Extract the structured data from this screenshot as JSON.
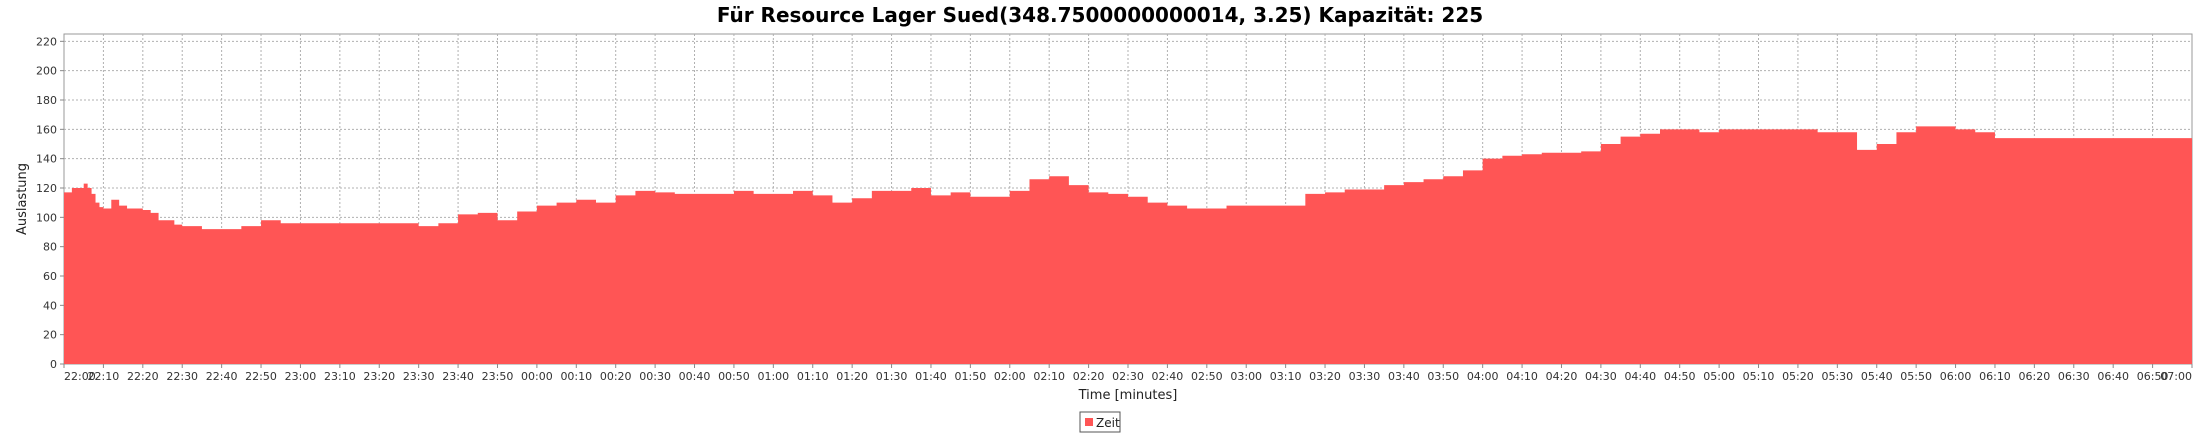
{
  "chart_data": {
    "type": "area",
    "title": "Für Resource Lager Sued(348.7500000000014, 3.25) Kapazität: 225",
    "xlabel": "Time [minutes]",
    "ylabel": "Auslastung",
    "xlim": [
      0,
      540
    ],
    "ylim": [
      0,
      225
    ],
    "y_ticks": [
      0,
      20,
      40,
      60,
      80,
      100,
      120,
      140,
      160,
      180,
      200,
      220
    ],
    "x_tick_labels": [
      "22:00",
      "22:10",
      "22:20",
      "22:30",
      "22:40",
      "22:50",
      "23:00",
      "23:10",
      "23:20",
      "23:30",
      "23:40",
      "23:50",
      "00:00",
      "00:10",
      "00:20",
      "00:30",
      "00:40",
      "00:50",
      "01:00",
      "01:10",
      "01:20",
      "01:30",
      "01:40",
      "01:50",
      "02:00",
      "02:10",
      "02:20",
      "02:30",
      "02:40",
      "02:50",
      "03:00",
      "03:10",
      "03:20",
      "03:30",
      "03:40",
      "03:50",
      "04:00",
      "04:10",
      "04:20",
      "04:30",
      "04:40",
      "04:50",
      "05:00",
      "05:10",
      "05:20",
      "05:30",
      "05:40",
      "05:50",
      "06:00",
      "06:10",
      "06:20",
      "06:30",
      "06:40",
      "06:50",
      "07:00"
    ],
    "grid": true,
    "legend": {
      "position": "bottom-center",
      "entries": [
        "Zeit"
      ]
    },
    "colors": {
      "series": "#ff5555",
      "grid": "#b0b0b0",
      "axis": "#888888"
    },
    "series": [
      {
        "name": "Zeit",
        "x": [
          0,
          2,
          5,
          6,
          7,
          8,
          9,
          10,
          12,
          14,
          16,
          18,
          20,
          22,
          24,
          28,
          30,
          32,
          35,
          40,
          45,
          50,
          55,
          60,
          65,
          70,
          75,
          80,
          85,
          90,
          95,
          100,
          105,
          110,
          115,
          120,
          125,
          130,
          135,
          140,
          145,
          150,
          155,
          160,
          165,
          170,
          175,
          180,
          185,
          190,
          195,
          200,
          205,
          210,
          215,
          220,
          225,
          230,
          235,
          240,
          245,
          250,
          255,
          260,
          265,
          270,
          275,
          280,
          285,
          290,
          295,
          300,
          305,
          310,
          315,
          320,
          325,
          330,
          335,
          340,
          345,
          350,
          355,
          360,
          365,
          370,
          375,
          380,
          385,
          390,
          395,
          400,
          405,
          410,
          415,
          420,
          425,
          430,
          435,
          440,
          445,
          450,
          455,
          460,
          465,
          470,
          475,
          480,
          485,
          490,
          495,
          500,
          505,
          510,
          515,
          520,
          525,
          530,
          535,
          540
        ],
        "values": [
          117,
          120,
          123,
          120,
          116,
          110,
          107,
          106,
          112,
          108,
          106,
          106,
          105,
          103,
          98,
          95,
          94,
          94,
          92,
          92,
          94,
          98,
          96,
          96,
          96,
          96,
          96,
          96,
          96,
          94,
          96,
          102,
          103,
          98,
          104,
          108,
          110,
          112,
          110,
          115,
          118,
          117,
          116,
          116,
          116,
          118,
          116,
          116,
          118,
          115,
          110,
          113,
          118,
          118,
          120,
          115,
          117,
          114,
          114,
          118,
          126,
          128,
          122,
          117,
          116,
          114,
          110,
          108,
          106,
          106,
          108,
          108,
          108,
          108,
          116,
          117,
          119,
          119,
          122,
          124,
          126,
          128,
          132,
          140,
          142,
          143,
          144,
          144,
          145,
          150,
          155,
          157,
          160,
          160,
          158,
          160,
          160,
          160,
          160,
          160,
          158,
          158,
          146,
          150,
          158,
          162,
          162,
          160,
          158,
          154,
          154,
          154,
          154,
          154,
          154,
          154,
          154,
          154,
          154,
          154
        ]
      }
    ]
  }
}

GOAL: Repeat the data above exactly, but not the pictures.

EXERCISE SOLUTION:
Extract the structured data from this screenshot as JSON.
{
  "chart_data": {
    "type": "area",
    "title": "Für Resource Lager Sued(348.7500000000014, 3.25) Kapazität: 225",
    "xlabel": "Time [minutes]",
    "ylabel": "Auslastung",
    "xlim": [
      0,
      540
    ],
    "ylim": [
      0,
      225
    ],
    "y_ticks": [
      0,
      20,
      40,
      60,
      80,
      100,
      120,
      140,
      160,
      180,
      200,
      220
    ],
    "x_tick_labels": [
      "22:00",
      "22:10",
      "22:20",
      "22:30",
      "22:40",
      "22:50",
      "23:00",
      "23:10",
      "23:20",
      "23:30",
      "23:40",
      "23:50",
      "00:00",
      "00:10",
      "00:20",
      "00:30",
      "00:40",
      "00:50",
      "01:00",
      "01:10",
      "01:20",
      "01:30",
      "01:40",
      "01:50",
      "02:00",
      "02:10",
      "02:20",
      "02:30",
      "02:40",
      "02:50",
      "03:00",
      "03:10",
      "03:20",
      "03:30",
      "03:40",
      "03:50",
      "04:00",
      "04:10",
      "04:20",
      "04:30",
      "04:40",
      "04:50",
      "05:00",
      "05:10",
      "05:20",
      "05:30",
      "05:40",
      "05:50",
      "06:00",
      "06:10",
      "06:20",
      "06:30",
      "06:40",
      "06:50",
      "07:00"
    ],
    "grid": true,
    "legend": {
      "position": "bottom-center",
      "entries": [
        "Zeit"
      ]
    },
    "colors": {
      "series": "#ff5555",
      "grid": "#b0b0b0",
      "axis": "#888888"
    },
    "series": [
      {
        "name": "Zeit",
        "x": [
          0,
          2,
          5,
          6,
          7,
          8,
          9,
          10,
          12,
          14,
          16,
          18,
          20,
          22,
          24,
          28,
          30,
          32,
          35,
          40,
          45,
          50,
          55,
          60,
          65,
          70,
          75,
          80,
          85,
          90,
          95,
          100,
          105,
          110,
          115,
          120,
          125,
          130,
          135,
          140,
          145,
          150,
          155,
          160,
          165,
          170,
          175,
          180,
          185,
          190,
          195,
          200,
          205,
          210,
          215,
          220,
          225,
          230,
          235,
          240,
          245,
          250,
          255,
          260,
          265,
          270,
          275,
          280,
          285,
          290,
          295,
          300,
          305,
          310,
          315,
          320,
          325,
          330,
          335,
          340,
          345,
          350,
          355,
          360,
          365,
          370,
          375,
          380,
          385,
          390,
          395,
          400,
          405,
          410,
          415,
          420,
          425,
          430,
          435,
          440,
          445,
          450,
          455,
          460,
          465,
          470,
          475,
          480,
          485,
          490,
          495,
          500,
          505,
          510,
          515,
          520,
          525,
          530,
          535,
          540
        ],
        "values": [
          117,
          120,
          123,
          120,
          116,
          110,
          107,
          106,
          112,
          108,
          106,
          106,
          105,
          103,
          98,
          95,
          94,
          94,
          92,
          92,
          94,
          98,
          96,
          96,
          96,
          96,
          96,
          96,
          96,
          94,
          96,
          102,
          103,
          98,
          104,
          108,
          110,
          112,
          110,
          115,
          118,
          117,
          116,
          116,
          116,
          118,
          116,
          116,
          118,
          115,
          110,
          113,
          118,
          118,
          120,
          115,
          117,
          114,
          114,
          118,
          126,
          128,
          122,
          117,
          116,
          114,
          110,
          108,
          106,
          106,
          108,
          108,
          108,
          108,
          116,
          117,
          119,
          119,
          122,
          124,
          126,
          128,
          132,
          140,
          142,
          143,
          144,
          144,
          145,
          150,
          155,
          157,
          160,
          160,
          158,
          160,
          160,
          160,
          160,
          160,
          158,
          158,
          146,
          150,
          158,
          162,
          162,
          160,
          158,
          154,
          154,
          154,
          154,
          154,
          154,
          154,
          154,
          154,
          154,
          154
        ]
      }
    ]
  }
}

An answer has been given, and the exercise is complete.